WHAT THE TASK REQUIRES: Return each line of the records with nothing changed, pictures excepted.
[BEGIN]
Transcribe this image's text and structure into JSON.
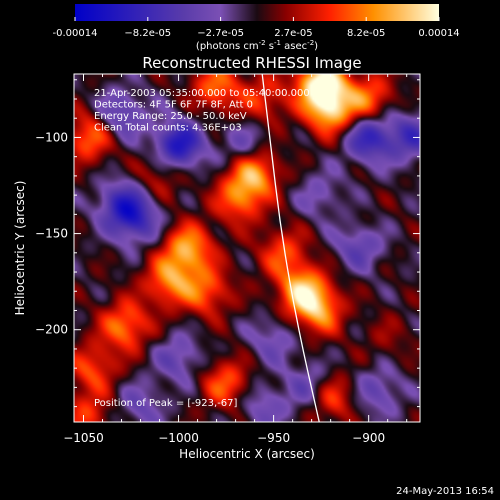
{
  "colorbar": {
    "tick_labels": [
      "-0.00014",
      "−8.2e-05",
      "−2.7e-05",
      "2.7e-05",
      "8.2e-05",
      "0.00014"
    ],
    "units_prefix": "(photons cm",
    "units_exp1": "-2",
    "units_mid": " s",
    "units_exp2": "-1",
    "units_suffix": " asec",
    "units_exp3": "-2",
    "units_close": ")"
  },
  "plot": {
    "title": "Reconstructed RHESSI Image",
    "info_lines": [
      "21-Apr-2003 05:35:00.000 to 05:40:00.000",
      "Detectors: 4F 5F 6F 7F 8F, Att 0",
      "Energy Range: 25.0 - 50.0 keV",
      "Clean     Total counts: 4.36E+03"
    ],
    "peak_label": "Position of Peak = [-923,-67]"
  },
  "footer": {
    "date": "24-May-2013 16:54"
  },
  "chart_data": {
    "type": "heatmap",
    "title": "Reconstructed RHESSI Image",
    "xlabel": "Heliocentric X (arcsec)",
    "ylabel": "Heliocentric Y (arcsec)",
    "xlim": [
      -1055,
      -873
    ],
    "ylim": [
      -248,
      -67
    ],
    "x_ticks": [
      -1050,
      -1000,
      -950,
      -900
    ],
    "x_tick_labels": [
      "−1050",
      "−1000",
      "−950",
      "−900"
    ],
    "y_ticks": [
      -100,
      -150,
      -200
    ],
    "y_tick_labels": [
      "−100",
      "−150",
      "−200"
    ],
    "colorbar_range": [
      -0.00014,
      0.00014
    ],
    "peak_position": [
      -923,
      -67
    ],
    "limb_curve": [
      [
        -956,
        -67
      ],
      [
        -952,
        -100
      ],
      [
        -946,
        -150
      ],
      [
        -937,
        -200
      ],
      [
        -926,
        -248
      ]
    ],
    "grid": false,
    "colormap": [
      "#0000c8",
      "#5a3caa",
      "#7b50b4",
      "#1a0a12",
      "#8a0000",
      "#ff2000",
      "#ff9000",
      "#ffffe0"
    ],
    "features": [
      {
        "x": -925,
        "y": -72,
        "v": 1.0
      },
      {
        "x": -920,
        "y": -86,
        "v": 0.75
      },
      {
        "x": -900,
        "y": -80,
        "v": 0.55
      },
      {
        "x": -980,
        "y": -74,
        "v": 0.55
      },
      {
        "x": -955,
        "y": -80,
        "v": 0.4
      },
      {
        "x": -960,
        "y": -118,
        "v": 0.7
      },
      {
        "x": -968,
        "y": -132,
        "v": 0.55
      },
      {
        "x": -995,
        "y": -158,
        "v": 0.7
      },
      {
        "x": -1005,
        "y": -175,
        "v": 0.6
      },
      {
        "x": -985,
        "y": -180,
        "v": 0.5
      },
      {
        "x": -935,
        "y": -180,
        "v": 0.75
      },
      {
        "x": -926,
        "y": -190,
        "v": 0.6
      },
      {
        "x": -945,
        "y": -160,
        "v": 0.45
      },
      {
        "x": -1047,
        "y": -100,
        "v": 0.55
      },
      {
        "x": -1028,
        "y": -198,
        "v": 0.6
      },
      {
        "x": -1045,
        "y": -220,
        "v": 0.45
      },
      {
        "x": -1048,
        "y": -245,
        "v": 0.4
      },
      {
        "x": -975,
        "y": -228,
        "v": 0.5
      },
      {
        "x": -920,
        "y": -235,
        "v": 0.5
      },
      {
        "x": -1010,
        "y": -120,
        "v": 0.3
      },
      {
        "x": -905,
        "y": -150,
        "v": 0.2
      },
      {
        "x": -890,
        "y": -205,
        "v": 0.15
      },
      {
        "x": -1000,
        "y": -104,
        "v": -0.8
      },
      {
        "x": -1030,
        "y": -88,
        "v": -0.45
      },
      {
        "x": -900,
        "y": -100,
        "v": -0.65
      },
      {
        "x": -878,
        "y": -100,
        "v": -0.5
      },
      {
        "x": -1030,
        "y": -135,
        "v": -0.55
      },
      {
        "x": -1022,
        "y": -143,
        "v": -0.5
      },
      {
        "x": -965,
        "y": -105,
        "v": -0.35
      },
      {
        "x": -905,
        "y": -155,
        "v": -0.55
      },
      {
        "x": -1000,
        "y": -215,
        "v": -0.35
      },
      {
        "x": -930,
        "y": -230,
        "v": -0.4
      },
      {
        "x": -1020,
        "y": -240,
        "v": -0.3
      },
      {
        "x": -955,
        "y": -240,
        "v": -0.3
      },
      {
        "x": -950,
        "y": -205,
        "v": -0.3
      },
      {
        "x": -895,
        "y": -232,
        "v": -0.35
      },
      {
        "x": -925,
        "y": -130,
        "v": -0.25
      }
    ]
  }
}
[END]
WORKED SOLUTION:
Transcribe this image's text and structure into JSON.
{
  "colorbar": {
    "tick_labels": [
      "-0.00014",
      "−8.2e-05",
      "−2.7e-05",
      "2.7e-05",
      "8.2e-05",
      "0.00014"
    ],
    "units_prefix": "(photons cm",
    "units_exp1": "-2",
    "units_mid": " s",
    "units_exp2": "-1",
    "units_suffix": " asec",
    "units_exp3": "-2",
    "units_close": ")"
  },
  "plot": {
    "title": "Reconstructed RHESSI Image",
    "info_lines": [
      "21-Apr-2003 05:35:00.000 to 05:40:00.000",
      "Detectors: 4F 5F 6F 7F 8F, Att 0",
      "Energy Range: 25.0 - 50.0 keV",
      "Clean     Total counts: 4.36E+03"
    ],
    "peak_label": "Position of Peak = [-923,-67]"
  },
  "footer": {
    "date": "24-May-2013 16:54"
  },
  "chart_data": {
    "type": "heatmap",
    "title": "Reconstructed RHESSI Image",
    "xlabel": "Heliocentric X (arcsec)",
    "ylabel": "Heliocentric Y (arcsec)",
    "xlim": [
      -1055,
      -873
    ],
    "ylim": [
      -248,
      -67
    ],
    "x_ticks": [
      -1050,
      -1000,
      -950,
      -900
    ],
    "x_tick_labels": [
      "−1050",
      "−1000",
      "−950",
      "−900"
    ],
    "y_ticks": [
      -100,
      -150,
      -200
    ],
    "y_tick_labels": [
      "−100",
      "−150",
      "−200"
    ],
    "colorbar_range": [
      -0.00014,
      0.00014
    ],
    "peak_position": [
      -923,
      -67
    ],
    "limb_curve": [
      [
        -956,
        -67
      ],
      [
        -952,
        -100
      ],
      [
        -946,
        -150
      ],
      [
        -937,
        -200
      ],
      [
        -926,
        -248
      ]
    ],
    "grid": false,
    "colormap": [
      "#0000c8",
      "#5a3caa",
      "#7b50b4",
      "#1a0a12",
      "#8a0000",
      "#ff2000",
      "#ff9000",
      "#ffffe0"
    ],
    "features": [
      {
        "x": -925,
        "y": -72,
        "v": 1.0
      },
      {
        "x": -920,
        "y": -86,
        "v": 0.75
      },
      {
        "x": -900,
        "y": -80,
        "v": 0.55
      },
      {
        "x": -980,
        "y": -74,
        "v": 0.55
      },
      {
        "x": -955,
        "y": -80,
        "v": 0.4
      },
      {
        "x": -960,
        "y": -118,
        "v": 0.7
      },
      {
        "x": -968,
        "y": -132,
        "v": 0.55
      },
      {
        "x": -995,
        "y": -158,
        "v": 0.7
      },
      {
        "x": -1005,
        "y": -175,
        "v": 0.6
      },
      {
        "x": -985,
        "y": -180,
        "v": 0.5
      },
      {
        "x": -935,
        "y": -180,
        "v": 0.75
      },
      {
        "x": -926,
        "y": -190,
        "v": 0.6
      },
      {
        "x": -945,
        "y": -160,
        "v": 0.45
      },
      {
        "x": -1047,
        "y": -100,
        "v": 0.55
      },
      {
        "x": -1028,
        "y": -198,
        "v": 0.6
      },
      {
        "x": -1045,
        "y": -220,
        "v": 0.45
      },
      {
        "x": -1048,
        "y": -245,
        "v": 0.4
      },
      {
        "x": -975,
        "y": -228,
        "v": 0.5
      },
      {
        "x": -920,
        "y": -235,
        "v": 0.5
      },
      {
        "x": -1010,
        "y": -120,
        "v": 0.3
      },
      {
        "x": -905,
        "y": -150,
        "v": 0.2
      },
      {
        "x": -890,
        "y": -205,
        "v": 0.15
      },
      {
        "x": -1000,
        "y": -104,
        "v": -0.8
      },
      {
        "x": -1030,
        "y": -88,
        "v": -0.45
      },
      {
        "x": -900,
        "y": -100,
        "v": -0.65
      },
      {
        "x": -878,
        "y": -100,
        "v": -0.5
      },
      {
        "x": -1030,
        "y": -135,
        "v": -0.55
      },
      {
        "x": -1022,
        "y": -143,
        "v": -0.5
      },
      {
        "x": -965,
        "y": -105,
        "v": -0.35
      },
      {
        "x": -905,
        "y": -155,
        "v": -0.55
      },
      {
        "x": -1000,
        "y": -215,
        "v": -0.35
      },
      {
        "x": -930,
        "y": -230,
        "v": -0.4
      },
      {
        "x": -1020,
        "y": -240,
        "v": -0.3
      },
      {
        "x": -955,
        "y": -240,
        "v": -0.3
      },
      {
        "x": -950,
        "y": -205,
        "v": -0.3
      },
      {
        "x": -895,
        "y": -232,
        "v": -0.35
      },
      {
        "x": -925,
        "y": -130,
        "v": -0.25
      }
    ]
  }
}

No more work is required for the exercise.